__YOUR OBJECTIVE__
Exactly as they appear, output all of the records. Skip any images.

(Entries from a dataset)
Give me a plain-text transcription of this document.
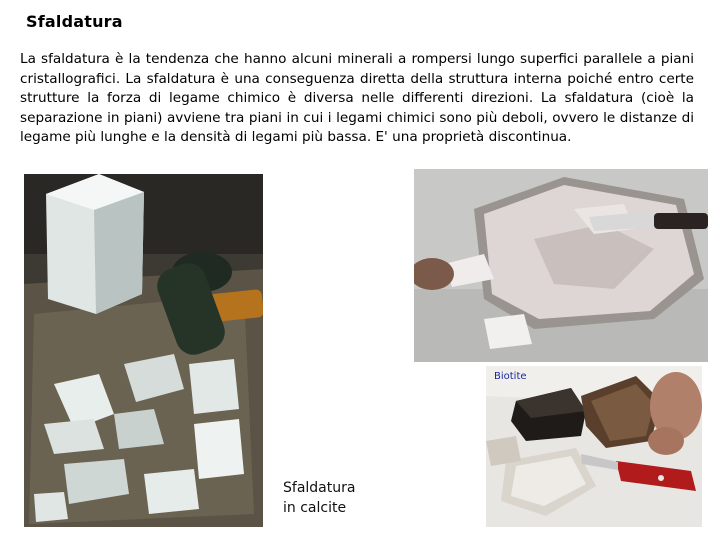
Sfaldatura

La sfaldatura è la tendenza che hanno alcuni minerali a rompersi lungo superfici parallele a piani cristallografici. La sfaldatura è una conseguenza diretta della struttura interna poiché entro certe strutture la forza di legame chimico è diversa nelle differenti direzioni. La sfaldatura (cioè la separazione in piani) avviene tra piani in cui i legami chimici sono più deboli, ovvero le distanze di legame più lunghe e la densità di legami più bassa. E' una proprietà discontinua.

Biotite
Sfaldatura
in calcite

__WORKED SOLUTION__
Give me a plain-text transcription of this document.
Sfaldatura

La sfaldatura è la tendenza che hanno alcuni minerali a rompersi lungo superfici parallele a piani cristallografici. La sfaldatura è una conseguenza diretta della struttura interna poiché entro certe strutture la forza di legame chimico è diversa nelle differenti direzioni. La sfaldatura (cioè la separazione in piani) avviene tra piani in cui i legami chimici sono più deboli, ovvero le distanze di legame più lunghe e la densità di legami più bassa. E' una proprietà discontinua.

Biotite
Sfaldatura
in calcite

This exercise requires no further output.